▶ _SHORT TASK_
Return each line of the listing below, unchanged, and omit the images.

▶ _EXERCISE DATA_
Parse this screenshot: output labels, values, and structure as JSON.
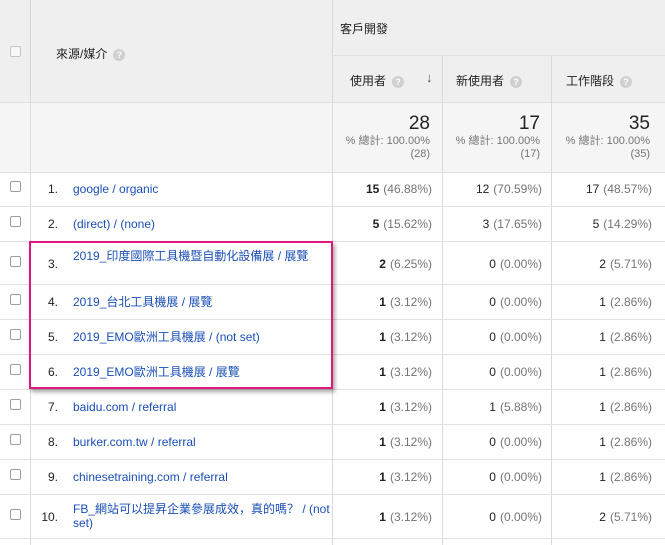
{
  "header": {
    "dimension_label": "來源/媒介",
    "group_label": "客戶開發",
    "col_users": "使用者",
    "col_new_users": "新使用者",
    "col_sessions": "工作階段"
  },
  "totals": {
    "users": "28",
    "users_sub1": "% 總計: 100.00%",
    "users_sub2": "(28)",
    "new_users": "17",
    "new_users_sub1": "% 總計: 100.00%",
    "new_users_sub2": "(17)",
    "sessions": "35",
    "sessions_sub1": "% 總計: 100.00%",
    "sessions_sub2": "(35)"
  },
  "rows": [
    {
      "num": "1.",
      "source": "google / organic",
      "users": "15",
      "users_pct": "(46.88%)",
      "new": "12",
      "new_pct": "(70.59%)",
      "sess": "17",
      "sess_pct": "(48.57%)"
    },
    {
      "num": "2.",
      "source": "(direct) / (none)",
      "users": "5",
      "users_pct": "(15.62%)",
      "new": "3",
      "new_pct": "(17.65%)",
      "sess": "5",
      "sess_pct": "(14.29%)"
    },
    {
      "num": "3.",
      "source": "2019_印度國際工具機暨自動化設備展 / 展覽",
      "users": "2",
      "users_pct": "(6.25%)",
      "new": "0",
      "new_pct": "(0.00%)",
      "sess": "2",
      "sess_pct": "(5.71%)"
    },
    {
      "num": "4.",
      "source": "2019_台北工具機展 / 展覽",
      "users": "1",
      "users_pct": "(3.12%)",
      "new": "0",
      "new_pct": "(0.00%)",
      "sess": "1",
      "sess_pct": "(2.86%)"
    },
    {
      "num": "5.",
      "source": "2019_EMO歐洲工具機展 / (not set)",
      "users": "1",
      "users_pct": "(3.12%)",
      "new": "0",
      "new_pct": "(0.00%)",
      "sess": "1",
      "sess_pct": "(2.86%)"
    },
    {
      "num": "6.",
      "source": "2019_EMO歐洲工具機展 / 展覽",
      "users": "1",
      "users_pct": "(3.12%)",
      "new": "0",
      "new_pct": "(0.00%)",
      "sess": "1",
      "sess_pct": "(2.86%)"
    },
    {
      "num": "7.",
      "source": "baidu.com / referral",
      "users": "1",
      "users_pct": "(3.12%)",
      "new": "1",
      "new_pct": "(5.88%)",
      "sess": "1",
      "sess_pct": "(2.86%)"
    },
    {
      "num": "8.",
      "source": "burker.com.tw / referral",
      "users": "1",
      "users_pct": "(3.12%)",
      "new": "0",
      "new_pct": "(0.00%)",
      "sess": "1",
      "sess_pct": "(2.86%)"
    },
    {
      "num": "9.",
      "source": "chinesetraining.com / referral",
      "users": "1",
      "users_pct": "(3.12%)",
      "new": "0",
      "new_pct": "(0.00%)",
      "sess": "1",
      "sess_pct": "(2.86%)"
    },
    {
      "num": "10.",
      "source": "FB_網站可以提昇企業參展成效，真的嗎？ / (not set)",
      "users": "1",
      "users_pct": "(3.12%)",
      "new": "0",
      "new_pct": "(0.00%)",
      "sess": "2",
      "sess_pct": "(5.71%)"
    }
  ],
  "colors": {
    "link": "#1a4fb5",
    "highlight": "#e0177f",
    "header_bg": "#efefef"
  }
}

▶ _COMPLETED TASK_
Parse this screenshot: output labels, values, and structure as JSON.
{
  "header": {
    "dimension_label": "來源/媒介",
    "group_label": "客戶開發",
    "col_users": "使用者",
    "col_new_users": "新使用者",
    "col_sessions": "工作階段"
  },
  "totals": {
    "users": "28",
    "users_sub1": "% 總計: 100.00%",
    "users_sub2": "(28)",
    "new_users": "17",
    "new_users_sub1": "% 總計: 100.00%",
    "new_users_sub2": "(17)",
    "sessions": "35",
    "sessions_sub1": "% 總計: 100.00%",
    "sessions_sub2": "(35)"
  },
  "rows": [
    {
      "num": "1.",
      "source": "google / organic",
      "users": "15",
      "users_pct": "(46.88%)",
      "new": "12",
      "new_pct": "(70.59%)",
      "sess": "17",
      "sess_pct": "(48.57%)"
    },
    {
      "num": "2.",
      "source": "(direct) / (none)",
      "users": "5",
      "users_pct": "(15.62%)",
      "new": "3",
      "new_pct": "(17.65%)",
      "sess": "5",
      "sess_pct": "(14.29%)"
    },
    {
      "num": "3.",
      "source": "2019_印度國際工具機暨自動化設備展 / 展覽",
      "users": "2",
      "users_pct": "(6.25%)",
      "new": "0",
      "new_pct": "(0.00%)",
      "sess": "2",
      "sess_pct": "(5.71%)"
    },
    {
      "num": "4.",
      "source": "2019_台北工具機展 / 展覽",
      "users": "1",
      "users_pct": "(3.12%)",
      "new": "0",
      "new_pct": "(0.00%)",
      "sess": "1",
      "sess_pct": "(2.86%)"
    },
    {
      "num": "5.",
      "source": "2019_EMO歐洲工具機展 / (not set)",
      "users": "1",
      "users_pct": "(3.12%)",
      "new": "0",
      "new_pct": "(0.00%)",
      "sess": "1",
      "sess_pct": "(2.86%)"
    },
    {
      "num": "6.",
      "source": "2019_EMO歐洲工具機展 / 展覽",
      "users": "1",
      "users_pct": "(3.12%)",
      "new": "0",
      "new_pct": "(0.00%)",
      "sess": "1",
      "sess_pct": "(2.86%)"
    },
    {
      "num": "7.",
      "source": "baidu.com / referral",
      "users": "1",
      "users_pct": "(3.12%)",
      "new": "1",
      "new_pct": "(5.88%)",
      "sess": "1",
      "sess_pct": "(2.86%)"
    },
    {
      "num": "8.",
      "source": "burker.com.tw / referral",
      "users": "1",
      "users_pct": "(3.12%)",
      "new": "0",
      "new_pct": "(0.00%)",
      "sess": "1",
      "sess_pct": "(2.86%)"
    },
    {
      "num": "9.",
      "source": "chinesetraining.com / referral",
      "users": "1",
      "users_pct": "(3.12%)",
      "new": "0",
      "new_pct": "(0.00%)",
      "sess": "1",
      "sess_pct": "(2.86%)"
    },
    {
      "num": "10.",
      "source": "FB_網站可以提昇企業參展成效，真的嗎？ / (not set)",
      "users": "1",
      "users_pct": "(3.12%)",
      "new": "0",
      "new_pct": "(0.00%)",
      "sess": "2",
      "sess_pct": "(5.71%)"
    }
  ],
  "colors": {
    "link": "#1a4fb5",
    "highlight": "#e0177f",
    "header_bg": "#efefef"
  }
}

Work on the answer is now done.